**Brief**
Every line that holds "icon" should be shown.

════════════════

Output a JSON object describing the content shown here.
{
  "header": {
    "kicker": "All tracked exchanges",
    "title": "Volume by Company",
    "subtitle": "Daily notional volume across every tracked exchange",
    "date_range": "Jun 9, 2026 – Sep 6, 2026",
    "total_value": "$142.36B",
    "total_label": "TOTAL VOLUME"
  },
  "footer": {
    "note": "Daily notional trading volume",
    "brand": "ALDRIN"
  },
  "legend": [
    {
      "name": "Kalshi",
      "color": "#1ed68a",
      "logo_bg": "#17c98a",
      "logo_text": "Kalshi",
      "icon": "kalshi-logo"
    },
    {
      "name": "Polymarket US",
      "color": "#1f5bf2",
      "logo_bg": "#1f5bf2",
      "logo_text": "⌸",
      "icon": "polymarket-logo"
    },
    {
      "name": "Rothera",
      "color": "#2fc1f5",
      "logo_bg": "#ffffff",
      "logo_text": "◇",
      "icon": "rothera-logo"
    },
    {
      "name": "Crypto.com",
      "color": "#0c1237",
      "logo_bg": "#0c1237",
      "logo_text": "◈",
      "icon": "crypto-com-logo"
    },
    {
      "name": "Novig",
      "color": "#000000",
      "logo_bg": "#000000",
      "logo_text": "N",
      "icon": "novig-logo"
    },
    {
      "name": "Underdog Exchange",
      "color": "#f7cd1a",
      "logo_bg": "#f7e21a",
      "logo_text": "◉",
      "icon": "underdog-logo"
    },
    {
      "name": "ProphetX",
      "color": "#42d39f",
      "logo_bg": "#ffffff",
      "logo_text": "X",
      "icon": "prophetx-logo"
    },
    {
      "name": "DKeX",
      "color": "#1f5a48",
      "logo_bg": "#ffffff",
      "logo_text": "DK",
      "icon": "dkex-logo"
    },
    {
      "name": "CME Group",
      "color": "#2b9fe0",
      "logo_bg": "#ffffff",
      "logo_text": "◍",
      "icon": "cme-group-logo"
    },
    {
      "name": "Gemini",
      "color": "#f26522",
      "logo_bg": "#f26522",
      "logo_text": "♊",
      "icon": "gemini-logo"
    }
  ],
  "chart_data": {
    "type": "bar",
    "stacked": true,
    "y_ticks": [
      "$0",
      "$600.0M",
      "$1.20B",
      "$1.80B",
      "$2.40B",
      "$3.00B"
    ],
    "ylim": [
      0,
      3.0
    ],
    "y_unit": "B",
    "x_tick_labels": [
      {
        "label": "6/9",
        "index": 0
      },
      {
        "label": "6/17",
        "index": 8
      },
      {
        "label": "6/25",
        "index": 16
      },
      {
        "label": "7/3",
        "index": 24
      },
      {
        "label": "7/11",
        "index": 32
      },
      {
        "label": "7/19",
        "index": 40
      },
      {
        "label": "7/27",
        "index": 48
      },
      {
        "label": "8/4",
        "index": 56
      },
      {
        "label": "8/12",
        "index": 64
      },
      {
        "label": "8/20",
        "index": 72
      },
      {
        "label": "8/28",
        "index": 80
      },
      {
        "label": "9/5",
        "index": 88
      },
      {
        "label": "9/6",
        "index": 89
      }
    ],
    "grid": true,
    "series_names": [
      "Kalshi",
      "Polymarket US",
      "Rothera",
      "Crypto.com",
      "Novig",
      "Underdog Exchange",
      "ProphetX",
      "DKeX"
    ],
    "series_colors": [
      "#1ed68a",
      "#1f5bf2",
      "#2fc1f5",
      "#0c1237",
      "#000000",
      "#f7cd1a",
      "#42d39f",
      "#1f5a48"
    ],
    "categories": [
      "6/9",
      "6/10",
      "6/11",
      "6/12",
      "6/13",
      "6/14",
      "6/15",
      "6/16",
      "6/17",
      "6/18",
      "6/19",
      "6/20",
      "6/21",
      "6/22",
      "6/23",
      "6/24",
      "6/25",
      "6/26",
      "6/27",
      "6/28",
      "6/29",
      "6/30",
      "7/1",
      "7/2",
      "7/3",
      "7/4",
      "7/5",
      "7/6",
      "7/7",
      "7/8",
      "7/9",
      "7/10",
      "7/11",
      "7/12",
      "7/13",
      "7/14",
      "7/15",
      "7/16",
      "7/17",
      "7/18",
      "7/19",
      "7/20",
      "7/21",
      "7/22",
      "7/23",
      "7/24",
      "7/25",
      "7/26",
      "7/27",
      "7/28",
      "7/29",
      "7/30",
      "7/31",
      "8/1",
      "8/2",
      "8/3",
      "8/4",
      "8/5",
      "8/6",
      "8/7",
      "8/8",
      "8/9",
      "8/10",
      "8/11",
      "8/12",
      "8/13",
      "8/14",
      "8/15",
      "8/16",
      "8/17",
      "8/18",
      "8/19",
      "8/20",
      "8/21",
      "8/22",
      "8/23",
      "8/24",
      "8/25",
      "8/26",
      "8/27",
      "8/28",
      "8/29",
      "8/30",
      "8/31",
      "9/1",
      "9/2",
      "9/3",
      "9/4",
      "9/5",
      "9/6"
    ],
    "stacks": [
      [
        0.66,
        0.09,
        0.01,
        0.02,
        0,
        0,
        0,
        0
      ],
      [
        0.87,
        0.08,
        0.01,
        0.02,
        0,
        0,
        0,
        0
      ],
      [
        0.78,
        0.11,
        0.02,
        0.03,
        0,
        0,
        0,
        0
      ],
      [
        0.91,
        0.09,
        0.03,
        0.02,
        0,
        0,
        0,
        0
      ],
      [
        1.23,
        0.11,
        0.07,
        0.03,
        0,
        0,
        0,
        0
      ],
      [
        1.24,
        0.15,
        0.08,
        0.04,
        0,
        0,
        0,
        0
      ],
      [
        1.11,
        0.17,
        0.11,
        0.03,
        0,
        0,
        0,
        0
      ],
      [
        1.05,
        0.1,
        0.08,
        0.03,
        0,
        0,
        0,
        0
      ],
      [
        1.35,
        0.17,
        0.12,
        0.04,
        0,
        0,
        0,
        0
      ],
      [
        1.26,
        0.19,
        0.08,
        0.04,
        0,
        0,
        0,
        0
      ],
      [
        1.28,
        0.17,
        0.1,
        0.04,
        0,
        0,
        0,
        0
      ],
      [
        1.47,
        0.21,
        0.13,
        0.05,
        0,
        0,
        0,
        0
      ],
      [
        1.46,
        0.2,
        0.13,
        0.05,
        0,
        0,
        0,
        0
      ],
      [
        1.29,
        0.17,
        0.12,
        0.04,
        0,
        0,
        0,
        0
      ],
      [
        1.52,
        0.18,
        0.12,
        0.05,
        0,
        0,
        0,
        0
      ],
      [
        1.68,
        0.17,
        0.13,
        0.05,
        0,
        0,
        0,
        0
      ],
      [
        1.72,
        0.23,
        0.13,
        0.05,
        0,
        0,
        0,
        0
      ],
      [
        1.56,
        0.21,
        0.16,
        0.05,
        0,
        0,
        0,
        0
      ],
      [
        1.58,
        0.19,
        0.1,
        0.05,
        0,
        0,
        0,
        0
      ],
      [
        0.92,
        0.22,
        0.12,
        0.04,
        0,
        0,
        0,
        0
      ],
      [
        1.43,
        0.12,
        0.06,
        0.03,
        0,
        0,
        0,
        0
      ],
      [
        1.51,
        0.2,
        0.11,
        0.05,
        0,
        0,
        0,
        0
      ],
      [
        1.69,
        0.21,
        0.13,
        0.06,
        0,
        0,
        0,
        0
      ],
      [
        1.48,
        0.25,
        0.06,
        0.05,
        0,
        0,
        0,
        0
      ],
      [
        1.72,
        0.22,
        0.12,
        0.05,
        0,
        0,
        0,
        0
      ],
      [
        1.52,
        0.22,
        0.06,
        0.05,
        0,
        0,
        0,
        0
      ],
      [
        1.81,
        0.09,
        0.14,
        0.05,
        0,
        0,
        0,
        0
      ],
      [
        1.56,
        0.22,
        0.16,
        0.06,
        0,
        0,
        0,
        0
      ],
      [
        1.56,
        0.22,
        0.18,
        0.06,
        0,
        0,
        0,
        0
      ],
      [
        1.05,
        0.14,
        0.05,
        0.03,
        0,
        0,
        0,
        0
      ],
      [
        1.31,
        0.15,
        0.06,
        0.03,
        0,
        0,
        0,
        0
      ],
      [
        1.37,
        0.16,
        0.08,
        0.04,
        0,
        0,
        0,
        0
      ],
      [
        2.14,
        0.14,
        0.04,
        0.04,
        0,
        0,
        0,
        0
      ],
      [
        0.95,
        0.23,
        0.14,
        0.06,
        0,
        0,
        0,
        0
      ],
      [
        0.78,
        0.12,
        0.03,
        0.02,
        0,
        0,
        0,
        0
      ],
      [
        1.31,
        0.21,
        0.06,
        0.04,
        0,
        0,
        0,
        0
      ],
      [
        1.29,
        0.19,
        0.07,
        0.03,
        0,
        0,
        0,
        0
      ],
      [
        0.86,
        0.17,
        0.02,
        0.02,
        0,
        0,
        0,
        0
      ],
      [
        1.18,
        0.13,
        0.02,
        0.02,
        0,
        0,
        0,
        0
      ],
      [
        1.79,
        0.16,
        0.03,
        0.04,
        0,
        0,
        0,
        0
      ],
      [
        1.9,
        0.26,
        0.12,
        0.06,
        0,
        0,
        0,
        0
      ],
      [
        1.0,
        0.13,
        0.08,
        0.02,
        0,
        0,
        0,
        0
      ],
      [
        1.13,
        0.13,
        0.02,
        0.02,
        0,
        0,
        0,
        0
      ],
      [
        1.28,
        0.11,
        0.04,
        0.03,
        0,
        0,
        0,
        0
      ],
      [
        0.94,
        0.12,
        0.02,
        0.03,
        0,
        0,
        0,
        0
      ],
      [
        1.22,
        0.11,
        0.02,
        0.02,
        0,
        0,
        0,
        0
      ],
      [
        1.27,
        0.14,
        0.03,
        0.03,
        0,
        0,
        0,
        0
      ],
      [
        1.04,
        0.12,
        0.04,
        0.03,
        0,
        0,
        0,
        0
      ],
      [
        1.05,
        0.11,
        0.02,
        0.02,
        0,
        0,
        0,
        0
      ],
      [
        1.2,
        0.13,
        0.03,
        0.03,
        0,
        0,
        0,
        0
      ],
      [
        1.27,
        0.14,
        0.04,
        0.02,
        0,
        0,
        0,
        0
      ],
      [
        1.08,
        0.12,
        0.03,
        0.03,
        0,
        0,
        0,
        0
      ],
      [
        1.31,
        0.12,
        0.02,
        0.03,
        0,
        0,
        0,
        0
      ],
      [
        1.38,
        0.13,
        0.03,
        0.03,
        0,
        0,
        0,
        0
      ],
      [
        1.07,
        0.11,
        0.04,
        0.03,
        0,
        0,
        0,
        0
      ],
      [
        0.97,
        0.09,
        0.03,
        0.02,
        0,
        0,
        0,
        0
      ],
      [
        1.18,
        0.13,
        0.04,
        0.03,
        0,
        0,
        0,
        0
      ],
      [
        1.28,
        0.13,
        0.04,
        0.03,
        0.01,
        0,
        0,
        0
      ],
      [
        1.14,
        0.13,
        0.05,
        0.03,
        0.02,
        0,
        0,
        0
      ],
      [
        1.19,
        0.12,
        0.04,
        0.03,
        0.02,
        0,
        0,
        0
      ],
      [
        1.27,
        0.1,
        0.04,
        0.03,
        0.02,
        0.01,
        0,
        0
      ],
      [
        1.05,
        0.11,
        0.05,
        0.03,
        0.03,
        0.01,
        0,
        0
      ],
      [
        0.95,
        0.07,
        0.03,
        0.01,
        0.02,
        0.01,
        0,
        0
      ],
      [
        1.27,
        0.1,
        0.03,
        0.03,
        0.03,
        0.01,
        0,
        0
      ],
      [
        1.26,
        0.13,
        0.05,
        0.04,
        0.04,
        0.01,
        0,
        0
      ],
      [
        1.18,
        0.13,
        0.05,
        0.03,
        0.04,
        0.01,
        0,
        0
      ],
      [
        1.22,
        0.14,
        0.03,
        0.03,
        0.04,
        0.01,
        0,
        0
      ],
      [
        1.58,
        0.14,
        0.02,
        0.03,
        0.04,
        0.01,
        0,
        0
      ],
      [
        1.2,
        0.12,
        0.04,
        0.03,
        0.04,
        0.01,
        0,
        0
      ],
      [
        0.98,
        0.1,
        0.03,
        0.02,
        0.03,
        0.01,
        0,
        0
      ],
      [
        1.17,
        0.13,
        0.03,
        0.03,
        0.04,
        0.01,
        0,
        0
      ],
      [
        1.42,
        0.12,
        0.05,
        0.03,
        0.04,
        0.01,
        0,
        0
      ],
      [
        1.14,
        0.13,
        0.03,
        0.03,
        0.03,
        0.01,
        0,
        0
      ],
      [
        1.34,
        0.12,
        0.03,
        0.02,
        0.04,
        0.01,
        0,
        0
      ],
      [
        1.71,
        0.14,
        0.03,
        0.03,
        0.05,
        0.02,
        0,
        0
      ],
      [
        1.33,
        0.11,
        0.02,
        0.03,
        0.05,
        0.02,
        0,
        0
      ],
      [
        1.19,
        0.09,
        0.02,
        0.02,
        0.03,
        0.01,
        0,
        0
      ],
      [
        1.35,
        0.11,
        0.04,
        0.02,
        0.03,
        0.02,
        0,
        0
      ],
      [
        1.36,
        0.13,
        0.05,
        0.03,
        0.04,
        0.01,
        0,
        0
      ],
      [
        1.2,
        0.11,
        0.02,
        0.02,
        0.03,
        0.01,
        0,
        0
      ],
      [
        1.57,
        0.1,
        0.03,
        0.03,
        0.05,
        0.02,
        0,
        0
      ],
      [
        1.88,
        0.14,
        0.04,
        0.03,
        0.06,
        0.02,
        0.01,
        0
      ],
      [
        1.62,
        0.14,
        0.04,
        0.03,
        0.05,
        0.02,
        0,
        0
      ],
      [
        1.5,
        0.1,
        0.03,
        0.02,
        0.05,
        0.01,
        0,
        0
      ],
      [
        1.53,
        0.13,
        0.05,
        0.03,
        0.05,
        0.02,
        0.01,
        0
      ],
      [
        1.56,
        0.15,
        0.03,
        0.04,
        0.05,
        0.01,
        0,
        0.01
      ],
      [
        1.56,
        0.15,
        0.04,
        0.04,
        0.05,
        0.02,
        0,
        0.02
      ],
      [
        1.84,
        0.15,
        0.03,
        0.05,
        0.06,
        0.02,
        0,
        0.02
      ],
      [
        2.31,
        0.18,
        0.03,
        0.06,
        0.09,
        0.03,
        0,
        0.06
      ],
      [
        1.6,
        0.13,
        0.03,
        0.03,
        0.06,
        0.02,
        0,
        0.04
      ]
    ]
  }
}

════════════════

**Reply to the task**
      "icon": "kalshi-logo"
      "icon": "polymarket-logo"
      "icon": "rothera-logo"
      "icon": "crypto-com-logo"
      "icon": "novig-logo"
      "icon": "underdog-logo"
      "icon": "prophetx-logo"
      "icon": "dkex-logo"
      "icon": "cme-group-logo"
      "icon": "gemini-logo"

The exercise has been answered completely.